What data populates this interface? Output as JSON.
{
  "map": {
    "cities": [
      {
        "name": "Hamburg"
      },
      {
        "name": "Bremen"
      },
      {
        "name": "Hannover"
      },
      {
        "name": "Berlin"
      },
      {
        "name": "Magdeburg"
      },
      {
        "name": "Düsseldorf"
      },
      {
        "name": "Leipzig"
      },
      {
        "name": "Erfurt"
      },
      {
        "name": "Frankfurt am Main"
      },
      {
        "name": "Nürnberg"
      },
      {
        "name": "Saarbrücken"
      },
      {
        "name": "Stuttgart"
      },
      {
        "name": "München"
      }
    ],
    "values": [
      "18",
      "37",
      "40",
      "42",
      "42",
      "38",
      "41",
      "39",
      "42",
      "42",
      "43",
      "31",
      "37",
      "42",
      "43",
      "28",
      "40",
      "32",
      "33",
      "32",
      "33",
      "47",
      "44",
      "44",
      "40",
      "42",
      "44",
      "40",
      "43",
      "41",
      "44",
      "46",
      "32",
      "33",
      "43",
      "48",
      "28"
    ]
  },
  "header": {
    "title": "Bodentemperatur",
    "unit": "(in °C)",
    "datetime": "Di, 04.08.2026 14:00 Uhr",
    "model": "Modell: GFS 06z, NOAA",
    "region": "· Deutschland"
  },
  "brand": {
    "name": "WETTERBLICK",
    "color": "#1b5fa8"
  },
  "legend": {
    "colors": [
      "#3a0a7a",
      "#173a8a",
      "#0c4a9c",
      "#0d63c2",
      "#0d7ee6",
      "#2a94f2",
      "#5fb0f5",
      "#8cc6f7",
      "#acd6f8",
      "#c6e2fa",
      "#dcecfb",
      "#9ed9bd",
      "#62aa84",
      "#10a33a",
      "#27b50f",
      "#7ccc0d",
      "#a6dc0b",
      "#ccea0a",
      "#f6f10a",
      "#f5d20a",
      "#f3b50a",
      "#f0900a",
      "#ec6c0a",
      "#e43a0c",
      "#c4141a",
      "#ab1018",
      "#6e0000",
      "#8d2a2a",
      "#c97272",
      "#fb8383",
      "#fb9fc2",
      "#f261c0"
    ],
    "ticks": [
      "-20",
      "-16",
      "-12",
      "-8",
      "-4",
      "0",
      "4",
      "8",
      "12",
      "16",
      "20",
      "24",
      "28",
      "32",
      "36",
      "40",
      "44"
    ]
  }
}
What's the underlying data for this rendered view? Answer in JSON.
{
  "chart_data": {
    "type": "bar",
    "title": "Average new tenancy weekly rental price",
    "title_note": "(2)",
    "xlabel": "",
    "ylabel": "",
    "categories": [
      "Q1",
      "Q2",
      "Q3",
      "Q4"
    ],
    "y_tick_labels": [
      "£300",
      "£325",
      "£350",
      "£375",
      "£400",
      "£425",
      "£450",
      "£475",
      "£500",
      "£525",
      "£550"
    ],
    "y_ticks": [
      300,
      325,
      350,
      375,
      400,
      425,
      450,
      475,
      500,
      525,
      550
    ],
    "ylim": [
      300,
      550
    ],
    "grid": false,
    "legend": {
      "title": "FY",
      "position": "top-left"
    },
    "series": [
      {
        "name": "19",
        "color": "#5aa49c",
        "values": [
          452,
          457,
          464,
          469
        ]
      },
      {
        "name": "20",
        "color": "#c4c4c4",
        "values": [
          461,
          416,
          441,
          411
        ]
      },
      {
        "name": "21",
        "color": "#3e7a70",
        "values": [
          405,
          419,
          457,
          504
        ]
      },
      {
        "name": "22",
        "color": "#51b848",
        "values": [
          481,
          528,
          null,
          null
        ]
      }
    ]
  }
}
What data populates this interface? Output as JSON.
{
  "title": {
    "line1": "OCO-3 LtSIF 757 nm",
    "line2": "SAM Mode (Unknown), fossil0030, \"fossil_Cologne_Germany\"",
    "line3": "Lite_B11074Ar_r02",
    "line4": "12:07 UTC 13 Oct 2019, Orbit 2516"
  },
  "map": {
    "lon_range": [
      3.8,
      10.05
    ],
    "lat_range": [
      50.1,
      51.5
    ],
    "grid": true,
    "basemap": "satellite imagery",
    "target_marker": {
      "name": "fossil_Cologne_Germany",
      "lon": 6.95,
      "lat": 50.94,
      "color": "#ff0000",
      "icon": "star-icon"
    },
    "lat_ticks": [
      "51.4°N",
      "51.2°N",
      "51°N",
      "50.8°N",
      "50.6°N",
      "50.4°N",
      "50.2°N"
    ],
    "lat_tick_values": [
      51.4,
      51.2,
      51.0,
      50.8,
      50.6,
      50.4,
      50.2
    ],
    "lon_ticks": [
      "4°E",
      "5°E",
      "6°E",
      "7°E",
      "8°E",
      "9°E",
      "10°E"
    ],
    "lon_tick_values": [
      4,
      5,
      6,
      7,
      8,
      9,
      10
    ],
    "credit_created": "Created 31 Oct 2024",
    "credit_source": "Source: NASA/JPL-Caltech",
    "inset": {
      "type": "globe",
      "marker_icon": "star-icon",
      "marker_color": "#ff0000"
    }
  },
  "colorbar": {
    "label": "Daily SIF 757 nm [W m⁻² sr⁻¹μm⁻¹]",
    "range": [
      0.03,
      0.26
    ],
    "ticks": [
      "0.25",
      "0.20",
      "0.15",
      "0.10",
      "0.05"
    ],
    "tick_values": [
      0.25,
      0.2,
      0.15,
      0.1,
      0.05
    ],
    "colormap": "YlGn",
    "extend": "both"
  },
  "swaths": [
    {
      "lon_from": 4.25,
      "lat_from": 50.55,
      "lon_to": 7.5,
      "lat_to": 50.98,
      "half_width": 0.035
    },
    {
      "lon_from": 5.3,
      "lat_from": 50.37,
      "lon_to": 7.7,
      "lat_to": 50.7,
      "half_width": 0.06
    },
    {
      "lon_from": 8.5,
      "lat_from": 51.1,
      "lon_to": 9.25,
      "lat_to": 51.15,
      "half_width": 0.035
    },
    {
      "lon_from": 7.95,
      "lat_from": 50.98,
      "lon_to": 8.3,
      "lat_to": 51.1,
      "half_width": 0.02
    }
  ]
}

• **Exercise objective**
Write each line above out exactly.

• **The output**
What data populates this interface? Output as JSON.
{
  "map": {
    "cities": [
      {
        "name": "Hamburg"
      },
      {
        "name": "Bremen"
      },
      {
        "name": "Hannover"
      },
      {
        "name": "Berlin"
      },
      {
        "name": "Magdeburg"
      },
      {
        "name": "Düsseldorf"
      },
      {
        "name": "Leipzig"
      },
      {
        "name": "Erfurt"
      },
      {
        "name": "Frankfurt am Main"
      },
      {
        "name": "Nürnberg"
      },
      {
        "name": "Saarbrücken"
      },
      {
        "name": "Stuttgart"
      },
      {
        "name": "München"
      }
    ],
    "values": [
      "18",
      "37",
      "40",
      "42",
      "42",
      "38",
      "41",
      "39",
      "42",
      "42",
      "43",
      "31",
      "37",
      "42",
      "43",
      "28",
      "40",
      "32",
      "33",
      "32",
      "33",
      "47",
      "44",
      "44",
      "40",
      "42",
      "44",
      "40",
      "43",
      "41",
      "44",
      "46",
      "32",
      "33",
      "43",
      "48",
      "28"
    ]
  },
  "header": {
    "title": "Bodentemperatur",
    "unit": "(in °C)",
    "datetime": "Di, 04.08.2026 14:00 Uhr",
    "model": "Modell: GFS 06z, NOAA",
    "region": "· Deutschland"
  },
  "brand": {
    "name": "WETTERBLICK",
    "color": "#1b5fa8"
  },
  "legend": {
    "colors": [
      "#3a0a7a",
      "#173a8a",
      "#0c4a9c",
      "#0d63c2",
      "#0d7ee6",
      "#2a94f2",
      "#5fb0f5",
      "#8cc6f7",
      "#acd6f8",
      "#c6e2fa",
      "#dcecfb",
      "#9ed9bd",
      "#62aa84",
      "#10a33a",
      "#27b50f",
      "#7ccc0d",
      "#a6dc0b",
      "#ccea0a",
      "#f6f10a",
      "#f5d20a",
      "#f3b50a",
      "#f0900a",
      "#ec6c0a",
      "#e43a0c",
      "#c4141a",
      "#ab1018",
      "#6e0000",
      "#8d2a2a",
      "#c97272",
      "#fb8383",
      "#fb9fc2",
      "#f261c0"
    ],
    "ticks": [
      "-20",
      "-16",
      "-12",
      "-8",
      "-4",
      "0",
      "4",
      "8",
      "12",
      "16",
      "20",
      "24",
      "28",
      "32",
      "36",
      "40",
      "44"
    ]
  }
}
What's the underlying data for this rendered view? Answer in JSON.
{
  "chart_data": {
    "type": "bar",
    "title": "Average new tenancy weekly rental price",
    "title_note": "(2)",
    "xlabel": "",
    "ylabel": "",
    "categories": [
      "Q1",
      "Q2",
      "Q3",
      "Q4"
    ],
    "y_tick_labels": [
      "£300",
      "£325",
      "£350",
      "£375",
      "£400",
      "£425",
      "£450",
      "£475",
      "£500",
      "£525",
      "£550"
    ],
    "y_ticks": [
      300,
      325,
      350,
      375,
      400,
      425,
      450,
      475,
      500,
      525,
      550
    ],
    "ylim": [
      300,
      550
    ],
    "grid": false,
    "legend": {
      "title": "FY",
      "position": "top-left"
    },
    "series": [
      {
        "name": "19",
        "color": "#5aa49c",
        "values": [
          452,
          457,
          464,
          469
        ]
      },
      {
        "name": "20",
        "color": "#c4c4c4",
        "values": [
          461,
          416,
          441,
          411
        ]
      },
      {
        "name": "21",
        "color": "#3e7a70",
        "values": [
          405,
          419,
          457,
          504
        ]
      },
      {
        "name": "22",
        "color": "#51b848",
        "values": [
          481,
          528,
          null,
          null
        ]
      }
    ]
  }
}
What data populates this interface? Output as JSON.
{
  "title": {
    "line1": "OCO-3 LtSIF 757 nm",
    "line2": "SAM Mode (Unknown), fossil0030, \"fossil_Cologne_Germany\"",
    "line3": "Lite_B11074Ar_r02",
    "line4": "12:07 UTC 13 Oct 2019, Orbit 2516"
  },
  "map": {
    "lon_range": [
      3.8,
      10.05
    ],
    "lat_range": [
      50.1,
      51.5
    ],
    "grid": true,
    "basemap": "satellite imagery",
    "target_marker": {
      "name": "fossil_Cologne_Germany",
      "lon": 6.95,
      "lat": 50.94,
      "color": "#ff0000",
      "icon": "star-icon"
    },
    "lat_ticks": [
      "51.4°N",
      "51.2°N",
      "51°N",
      "50.8°N",
      "50.6°N",
      "50.4°N",
      "50.2°N"
    ],
    "lat_tick_values": [
      51.4,
      51.2,
      51.0,
      50.8,
      50.6,
      50.4,
      50.2
    ],
    "lon_ticks": [
      "4°E",
      "5°E",
      "6°E",
      "7°E",
      "8°E",
      "9°E",
      "10°E"
    ],
    "lon_tick_values": [
      4,
      5,
      6,
      7,
      8,
      9,
      10
    ],
    "credit_created": "Created 31 Oct 2024",
    "credit_source": "Source: NASA/JPL-Caltech",
    "inset": {
      "type": "globe",
      "marker_icon": "star-icon",
      "marker_color": "#ff0000"
    }
  },
  "colorbar": {
    "label": "Daily SIF 757 nm [W m⁻² sr⁻¹μm⁻¹]",
    "range": [
      0.03,
      0.26
    ],
    "ticks": [
      "0.25",
      "0.20",
      "0.15",
      "0.10",
      "0.05"
    ],
    "tick_values": [
      0.25,
      0.2,
      0.15,
      0.1,
      0.05
    ],
    "colormap": "YlGn",
    "extend": "both"
  },
  "swaths": [
    {
      "lon_from": 4.25,
      "lat_from": 50.55,
      "lon_to": 7.5,
      "lat_to": 50.98,
      "half_width": 0.035
    },
    {
      "lon_from": 5.3,
      "lat_from": 50.37,
      "lon_to": 7.7,
      "lat_to": 50.7,
      "half_width": 0.06
    },
    {
      "lon_from": 8.5,
      "lat_from": 51.1,
      "lon_to": 9.25,
      "lat_to": 51.15,
      "half_width": 0.035
    },
    {
      "lon_from": 7.95,
      "lat_from": 50.98,
      "lon_to": 8.3,
      "lat_to": 51.1,
      "half_width": 0.02
    }
  ]
}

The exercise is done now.